Written problem:
Go through the records and copy each line where the word "подпись" occurs.

┏━━

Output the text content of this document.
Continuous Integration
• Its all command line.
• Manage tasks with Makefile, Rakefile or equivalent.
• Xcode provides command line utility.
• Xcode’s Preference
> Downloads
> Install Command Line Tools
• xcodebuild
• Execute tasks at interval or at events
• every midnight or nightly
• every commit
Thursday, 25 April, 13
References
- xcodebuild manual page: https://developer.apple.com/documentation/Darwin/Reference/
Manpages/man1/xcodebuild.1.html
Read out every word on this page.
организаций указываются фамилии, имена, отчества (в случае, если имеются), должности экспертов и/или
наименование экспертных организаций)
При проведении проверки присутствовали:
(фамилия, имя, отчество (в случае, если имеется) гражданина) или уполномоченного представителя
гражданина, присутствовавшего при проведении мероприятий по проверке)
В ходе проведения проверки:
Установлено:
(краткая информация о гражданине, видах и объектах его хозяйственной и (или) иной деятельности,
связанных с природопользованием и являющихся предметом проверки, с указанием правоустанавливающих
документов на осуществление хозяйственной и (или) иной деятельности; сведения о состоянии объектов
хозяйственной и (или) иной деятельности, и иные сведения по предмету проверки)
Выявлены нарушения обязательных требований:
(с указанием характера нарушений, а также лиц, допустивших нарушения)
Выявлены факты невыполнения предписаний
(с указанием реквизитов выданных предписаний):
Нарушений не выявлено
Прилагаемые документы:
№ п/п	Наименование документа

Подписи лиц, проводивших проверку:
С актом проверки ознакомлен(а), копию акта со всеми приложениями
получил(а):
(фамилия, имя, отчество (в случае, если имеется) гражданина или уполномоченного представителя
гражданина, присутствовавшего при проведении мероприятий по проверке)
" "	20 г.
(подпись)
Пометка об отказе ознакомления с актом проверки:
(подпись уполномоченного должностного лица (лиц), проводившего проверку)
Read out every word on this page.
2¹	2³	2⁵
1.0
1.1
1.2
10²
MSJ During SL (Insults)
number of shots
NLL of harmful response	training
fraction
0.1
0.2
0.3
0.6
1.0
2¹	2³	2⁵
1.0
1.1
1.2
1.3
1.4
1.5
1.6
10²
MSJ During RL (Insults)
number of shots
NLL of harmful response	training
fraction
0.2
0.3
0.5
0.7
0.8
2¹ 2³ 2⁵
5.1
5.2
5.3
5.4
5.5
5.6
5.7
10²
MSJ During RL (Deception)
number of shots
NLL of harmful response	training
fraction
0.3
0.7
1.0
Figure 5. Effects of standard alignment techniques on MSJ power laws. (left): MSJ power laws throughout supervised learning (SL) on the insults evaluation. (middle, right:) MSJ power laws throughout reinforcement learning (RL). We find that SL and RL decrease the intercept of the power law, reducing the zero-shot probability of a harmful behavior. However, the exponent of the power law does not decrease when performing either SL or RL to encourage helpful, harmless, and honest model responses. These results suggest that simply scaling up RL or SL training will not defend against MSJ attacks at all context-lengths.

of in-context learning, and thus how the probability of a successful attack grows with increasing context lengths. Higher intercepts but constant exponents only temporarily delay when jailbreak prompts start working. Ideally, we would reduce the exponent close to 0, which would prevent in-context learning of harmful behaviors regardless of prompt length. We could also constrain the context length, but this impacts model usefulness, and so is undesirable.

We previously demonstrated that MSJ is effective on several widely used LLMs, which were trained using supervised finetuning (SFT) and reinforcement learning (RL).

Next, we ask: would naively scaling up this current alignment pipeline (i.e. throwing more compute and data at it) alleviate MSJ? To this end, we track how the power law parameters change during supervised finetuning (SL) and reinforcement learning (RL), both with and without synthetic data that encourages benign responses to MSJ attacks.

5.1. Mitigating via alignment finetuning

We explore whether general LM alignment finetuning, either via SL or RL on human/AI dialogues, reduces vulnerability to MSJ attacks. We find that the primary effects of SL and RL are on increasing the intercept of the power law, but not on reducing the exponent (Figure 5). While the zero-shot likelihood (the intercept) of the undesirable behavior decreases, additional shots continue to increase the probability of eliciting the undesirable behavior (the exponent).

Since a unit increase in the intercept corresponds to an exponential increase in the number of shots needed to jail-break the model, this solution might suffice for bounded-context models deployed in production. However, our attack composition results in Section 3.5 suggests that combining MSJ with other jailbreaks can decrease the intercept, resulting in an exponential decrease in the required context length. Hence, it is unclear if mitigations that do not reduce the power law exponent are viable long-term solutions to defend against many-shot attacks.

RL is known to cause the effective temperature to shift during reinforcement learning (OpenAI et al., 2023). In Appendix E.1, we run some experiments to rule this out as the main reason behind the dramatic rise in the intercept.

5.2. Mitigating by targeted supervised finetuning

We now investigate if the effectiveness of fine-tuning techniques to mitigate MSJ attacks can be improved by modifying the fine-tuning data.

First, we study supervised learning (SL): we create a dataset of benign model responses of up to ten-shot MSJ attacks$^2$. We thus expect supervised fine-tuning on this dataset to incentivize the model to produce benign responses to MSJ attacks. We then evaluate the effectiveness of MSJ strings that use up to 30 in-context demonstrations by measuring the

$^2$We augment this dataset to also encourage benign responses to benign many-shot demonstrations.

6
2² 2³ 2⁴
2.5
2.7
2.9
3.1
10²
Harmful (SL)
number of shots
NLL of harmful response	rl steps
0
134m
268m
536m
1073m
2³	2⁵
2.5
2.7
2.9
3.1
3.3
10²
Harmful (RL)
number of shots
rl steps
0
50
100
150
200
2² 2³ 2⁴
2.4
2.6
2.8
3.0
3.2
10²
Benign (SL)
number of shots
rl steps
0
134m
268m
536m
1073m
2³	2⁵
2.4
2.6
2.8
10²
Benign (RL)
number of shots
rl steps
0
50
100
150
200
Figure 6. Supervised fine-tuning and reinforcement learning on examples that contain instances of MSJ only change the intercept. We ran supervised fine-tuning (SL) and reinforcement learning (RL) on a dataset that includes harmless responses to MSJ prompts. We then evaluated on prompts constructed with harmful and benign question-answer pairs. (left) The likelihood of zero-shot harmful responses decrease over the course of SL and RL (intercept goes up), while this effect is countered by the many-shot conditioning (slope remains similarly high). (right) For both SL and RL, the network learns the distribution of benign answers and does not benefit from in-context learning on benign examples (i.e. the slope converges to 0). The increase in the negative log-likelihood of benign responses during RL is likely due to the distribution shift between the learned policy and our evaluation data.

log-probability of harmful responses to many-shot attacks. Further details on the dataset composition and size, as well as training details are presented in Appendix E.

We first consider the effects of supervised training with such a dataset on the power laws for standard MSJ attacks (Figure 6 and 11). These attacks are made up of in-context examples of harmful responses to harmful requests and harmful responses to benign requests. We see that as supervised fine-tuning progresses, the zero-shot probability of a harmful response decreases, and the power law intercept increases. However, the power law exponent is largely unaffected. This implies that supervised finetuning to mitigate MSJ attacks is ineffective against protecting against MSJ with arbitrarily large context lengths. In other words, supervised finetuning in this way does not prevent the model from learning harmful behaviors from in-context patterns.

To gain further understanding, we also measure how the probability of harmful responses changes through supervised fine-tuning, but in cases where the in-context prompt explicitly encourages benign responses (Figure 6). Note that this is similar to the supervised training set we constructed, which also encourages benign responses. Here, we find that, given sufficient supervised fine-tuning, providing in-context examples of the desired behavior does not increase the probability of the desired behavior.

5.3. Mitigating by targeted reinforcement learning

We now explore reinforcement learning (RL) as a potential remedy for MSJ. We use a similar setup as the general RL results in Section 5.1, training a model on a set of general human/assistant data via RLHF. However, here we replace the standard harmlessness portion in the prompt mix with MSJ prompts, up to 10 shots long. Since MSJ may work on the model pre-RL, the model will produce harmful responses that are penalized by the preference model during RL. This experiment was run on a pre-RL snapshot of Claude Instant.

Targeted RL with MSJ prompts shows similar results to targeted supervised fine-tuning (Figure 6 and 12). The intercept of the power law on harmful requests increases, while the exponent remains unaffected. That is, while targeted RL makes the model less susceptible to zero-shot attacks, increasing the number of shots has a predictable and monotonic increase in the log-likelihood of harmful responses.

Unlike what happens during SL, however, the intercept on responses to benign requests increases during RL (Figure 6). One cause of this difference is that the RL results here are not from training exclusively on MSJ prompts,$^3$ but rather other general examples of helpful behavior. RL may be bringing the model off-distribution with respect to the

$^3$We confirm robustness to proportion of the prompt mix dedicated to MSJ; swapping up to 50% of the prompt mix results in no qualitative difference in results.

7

┗━━

Full solution:
(подпись)
(подпись уполномоченного должностного лица (лиц), проводившего проверку)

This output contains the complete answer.